■ **Aim of the task**
All of the data should be restated word for word, with the pictures omitted.

■ **Data excerpts**
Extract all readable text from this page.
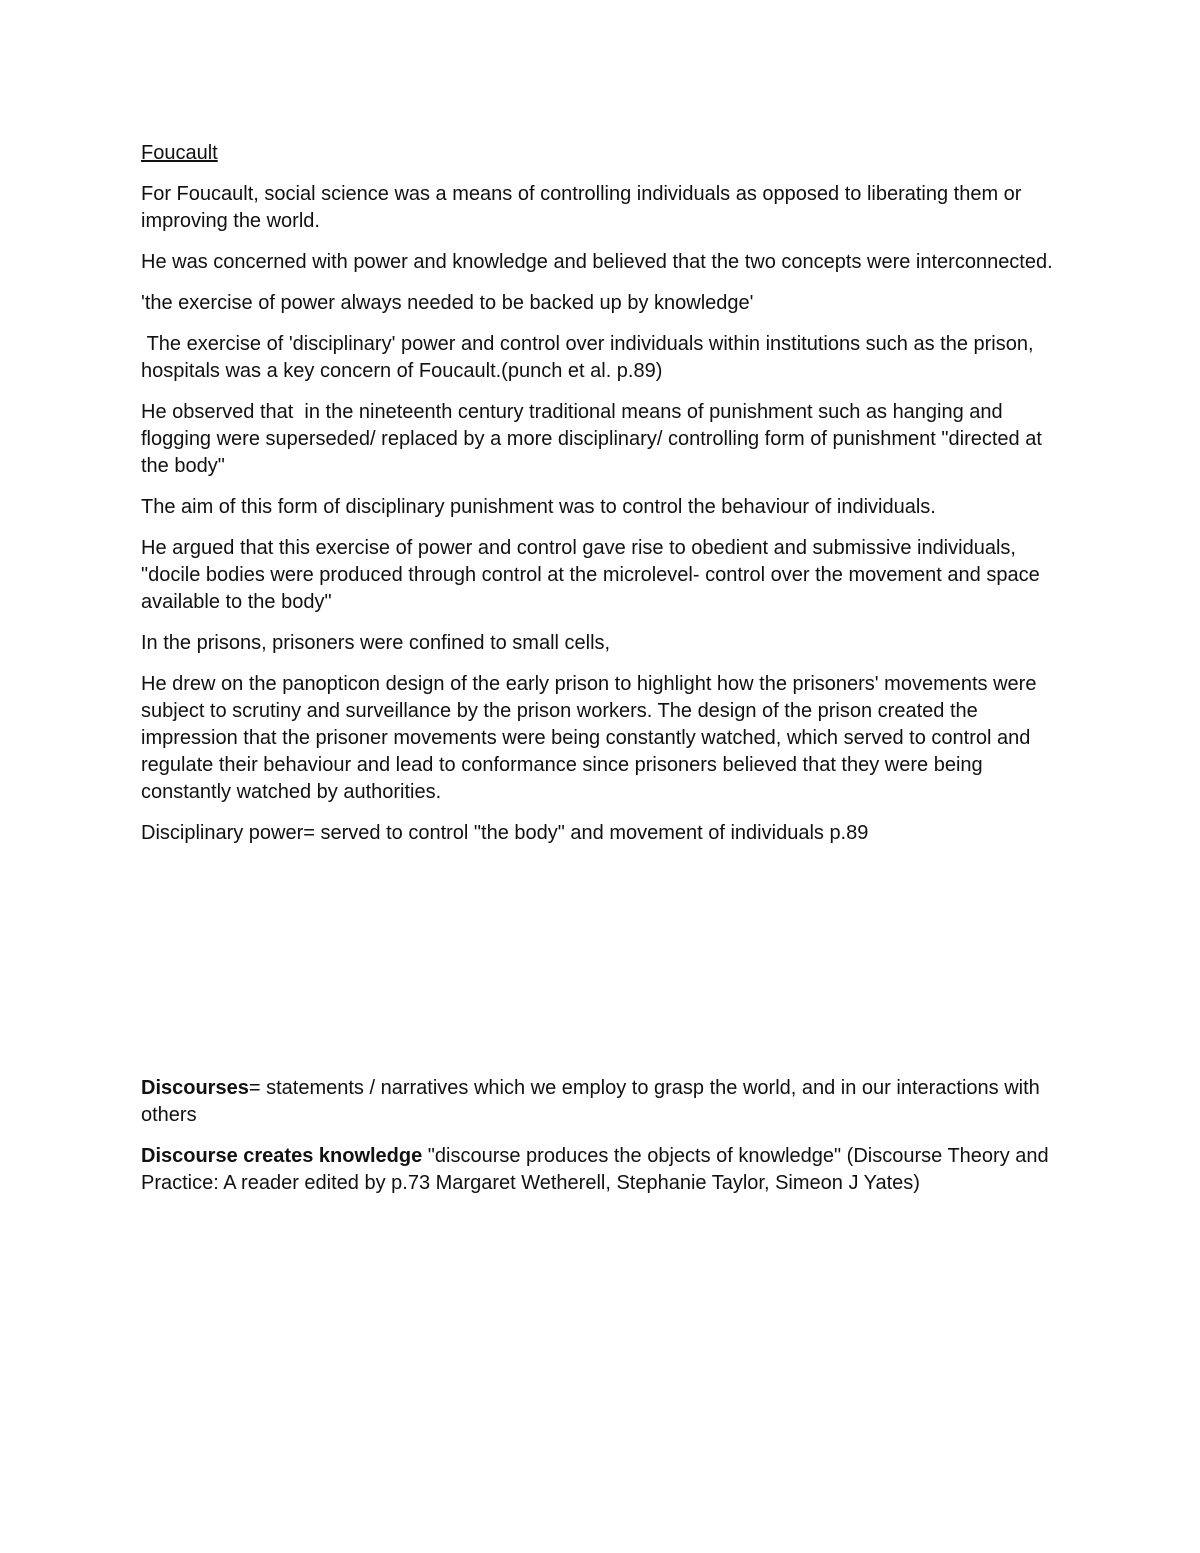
Foucault

For Foucault, social science was a means of controlling individuals as opposed to liberating them or improving the world.

He was concerned with power and knowledge and believed that the two concepts were interconnected.

'the exercise of power always needed to be backed up by knowledge'

The exercise of 'disciplinary' power and control over individuals within institutions such as the prison, hospitals was a key concern of Foucault.(punch et al. p.89)

He observed that  in the nineteenth century traditional means of punishment such as hanging and flogging were superseded/ replaced by a more disciplinary/ controlling form of punishment "directed at the body"

The aim of this form of disciplinary punishment was to control the behaviour of individuals.

He argued that this exercise of power and control gave rise to obedient and submissive individuals,  "docile bodies were produced through control at the microlevel- control over the movement and space available to the body"

In the prisons, prisoners were confined to small cells,

He drew on the panopticon design of the early prison to highlight how the prisoners' movements were subject to scrutiny and surveillance by the prison workers. The design of the prison created the impression that the prisoner movements were being constantly watched, which served to control and regulate their behaviour and lead to conformance since prisoners believed that they were being constantly watched by authorities.

Disciplinary power= served to control "the body" and movement of individuals p.89

Discourses= statements / narratives which we employ to grasp the world, and in our interactions with others

Discourse creates knowledge "discourse produces the objects of knowledge" (Discourse Theory and Practice: A reader edited by p.73 Margaret Wetherell, Stephanie Taylor, Simeon J Yates)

■ **Written solution**
Extract all readable text from this page.
Foucault

For Foucault, social science was a means of controlling individuals as opposed to liberating them or improving the world.

He was concerned with power and knowledge and believed that the two concepts were interconnected.

'the exercise of power always needed to be backed up by knowledge'

The exercise of 'disciplinary' power and control over individuals within institutions such as the prison, hospitals was a key concern of Foucault.(punch et al. p.89)

He observed that  in the nineteenth century traditional means of punishment such as hanging and flogging were superseded/ replaced by a more disciplinary/ controlling form of punishment "directed at the body"

The aim of this form of disciplinary punishment was to control the behaviour of individuals.

He argued that this exercise of power and control gave rise to obedient and submissive individuals,  "docile bodies were produced through control at the microlevel- control over the movement and space available to the body"

In the prisons, prisoners were confined to small cells,

He drew on the panopticon design of the early prison to highlight how the prisoners' movements were subject to scrutiny and surveillance by the prison workers. The design of the prison created the impression that the prisoner movements were being constantly watched, which served to control and regulate their behaviour and lead to conformance since prisoners believed that they were being constantly watched by authorities.

Disciplinary power= served to control "the body" and movement of individuals p.89

Discourses= statements / narratives which we employ to grasp the world, and in our interactions with others

Discourse creates knowledge "discourse produces the objects of knowledge" (Discourse Theory and Practice: A reader edited by p.73 Margaret Wetherell, Stephanie Taylor, Simeon J Yates)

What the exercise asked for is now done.